What is required - Retype each record shown below, leaving every character as it is.

Records for the exercise -
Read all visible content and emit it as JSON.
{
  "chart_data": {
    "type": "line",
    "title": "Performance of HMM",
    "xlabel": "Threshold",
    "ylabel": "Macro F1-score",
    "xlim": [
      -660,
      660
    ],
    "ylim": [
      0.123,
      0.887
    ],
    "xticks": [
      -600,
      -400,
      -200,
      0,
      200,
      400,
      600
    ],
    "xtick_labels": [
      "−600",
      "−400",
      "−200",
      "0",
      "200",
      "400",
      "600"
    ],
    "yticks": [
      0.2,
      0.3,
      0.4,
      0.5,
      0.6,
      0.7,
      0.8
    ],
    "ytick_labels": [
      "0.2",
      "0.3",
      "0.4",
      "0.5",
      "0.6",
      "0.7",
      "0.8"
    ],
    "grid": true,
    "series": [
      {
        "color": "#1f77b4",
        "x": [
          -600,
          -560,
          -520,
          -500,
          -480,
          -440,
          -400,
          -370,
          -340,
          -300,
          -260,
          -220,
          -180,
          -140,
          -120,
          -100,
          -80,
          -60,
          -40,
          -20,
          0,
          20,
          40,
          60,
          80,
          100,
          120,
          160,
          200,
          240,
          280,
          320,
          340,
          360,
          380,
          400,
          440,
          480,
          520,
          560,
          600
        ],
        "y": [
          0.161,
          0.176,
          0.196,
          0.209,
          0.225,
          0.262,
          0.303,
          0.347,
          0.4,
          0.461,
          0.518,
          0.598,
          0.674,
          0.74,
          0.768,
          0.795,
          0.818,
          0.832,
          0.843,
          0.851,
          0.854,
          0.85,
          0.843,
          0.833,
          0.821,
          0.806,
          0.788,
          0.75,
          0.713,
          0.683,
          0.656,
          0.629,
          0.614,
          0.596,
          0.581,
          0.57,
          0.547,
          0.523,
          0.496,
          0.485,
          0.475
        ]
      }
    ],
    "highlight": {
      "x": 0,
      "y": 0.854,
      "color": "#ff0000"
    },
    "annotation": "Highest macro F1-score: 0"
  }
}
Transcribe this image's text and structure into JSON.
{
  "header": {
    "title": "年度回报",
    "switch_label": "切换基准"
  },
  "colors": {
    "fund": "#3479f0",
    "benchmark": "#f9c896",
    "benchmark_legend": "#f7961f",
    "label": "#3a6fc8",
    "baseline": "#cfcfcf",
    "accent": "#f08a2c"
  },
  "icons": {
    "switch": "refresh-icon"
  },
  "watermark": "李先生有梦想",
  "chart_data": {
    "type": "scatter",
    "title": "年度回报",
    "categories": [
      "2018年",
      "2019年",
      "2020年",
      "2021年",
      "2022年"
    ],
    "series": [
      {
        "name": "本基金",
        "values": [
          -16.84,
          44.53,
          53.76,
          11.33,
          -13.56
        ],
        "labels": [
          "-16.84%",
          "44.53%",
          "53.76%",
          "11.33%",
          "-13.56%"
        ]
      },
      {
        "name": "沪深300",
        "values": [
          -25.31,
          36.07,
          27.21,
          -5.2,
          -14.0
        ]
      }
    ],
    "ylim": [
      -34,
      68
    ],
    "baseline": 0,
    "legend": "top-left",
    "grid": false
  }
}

Reply to the exercise -
Read all visible content and emit it as JSON.
{
  "chart_data": {
    "type": "line",
    "title": "Performance of HMM",
    "xlabel": "Threshold",
    "ylabel": "Macro F1-score",
    "xlim": [
      -660,
      660
    ],
    "ylim": [
      0.123,
      0.887
    ],
    "xticks": [
      -600,
      -400,
      -200,
      0,
      200,
      400,
      600
    ],
    "xtick_labels": [
      "−600",
      "−400",
      "−200",
      "0",
      "200",
      "400",
      "600"
    ],
    "yticks": [
      0.2,
      0.3,
      0.4,
      0.5,
      0.6,
      0.7,
      0.8
    ],
    "ytick_labels": [
      "0.2",
      "0.3",
      "0.4",
      "0.5",
      "0.6",
      "0.7",
      "0.8"
    ],
    "grid": true,
    "series": [
      {
        "color": "#1f77b4",
        "x": [
          -600,
          -560,
          -520,
          -500,
          -480,
          -440,
          -400,
          -370,
          -340,
          -300,
          -260,
          -220,
          -180,
          -140,
          -120,
          -100,
          -80,
          -60,
          -40,
          -20,
          0,
          20,
          40,
          60,
          80,
          100,
          120,
          160,
          200,
          240,
          280,
          320,
          340,
          360,
          380,
          400,
          440,
          480,
          520,
          560,
          600
        ],
        "y": [
          0.161,
          0.176,
          0.196,
          0.209,
          0.225,
          0.262,
          0.303,
          0.347,
          0.4,
          0.461,
          0.518,
          0.598,
          0.674,
          0.74,
          0.768,
          0.795,
          0.818,
          0.832,
          0.843,
          0.851,
          0.854,
          0.85,
          0.843,
          0.833,
          0.821,
          0.806,
          0.788,
          0.75,
          0.713,
          0.683,
          0.656,
          0.629,
          0.614,
          0.596,
          0.581,
          0.57,
          0.547,
          0.523,
          0.496,
          0.485,
          0.475
        ]
      }
    ],
    "highlight": {
      "x": 0,
      "y": 0.854,
      "color": "#ff0000"
    },
    "annotation": "Highest macro F1-score: 0"
  }
}
Transcribe this image's text and structure into JSON.
{
  "header": {
    "title": "年度回报",
    "switch_label": "切换基准"
  },
  "colors": {
    "fund": "#3479f0",
    "benchmark": "#f9c896",
    "benchmark_legend": "#f7961f",
    "label": "#3a6fc8",
    "baseline": "#cfcfcf",
    "accent": "#f08a2c"
  },
  "icons": {
    "switch": "refresh-icon"
  },
  "watermark": "李先生有梦想",
  "chart_data": {
    "type": "scatter",
    "title": "年度回报",
    "categories": [
      "2018年",
      "2019年",
      "2020年",
      "2021年",
      "2022年"
    ],
    "series": [
      {
        "name": "本基金",
        "values": [
          -16.84,
          44.53,
          53.76,
          11.33,
          -13.56
        ],
        "labels": [
          "-16.84%",
          "44.53%",
          "53.76%",
          "11.33%",
          "-13.56%"
        ]
      },
      {
        "name": "沪深300",
        "values": [
          -25.31,
          36.07,
          27.21,
          -5.2,
          -14.0
        ]
      }
    ],
    "ylim": [
      -34,
      68
    ],
    "baseline": 0,
    "legend": "top-left",
    "grid": false
  }
}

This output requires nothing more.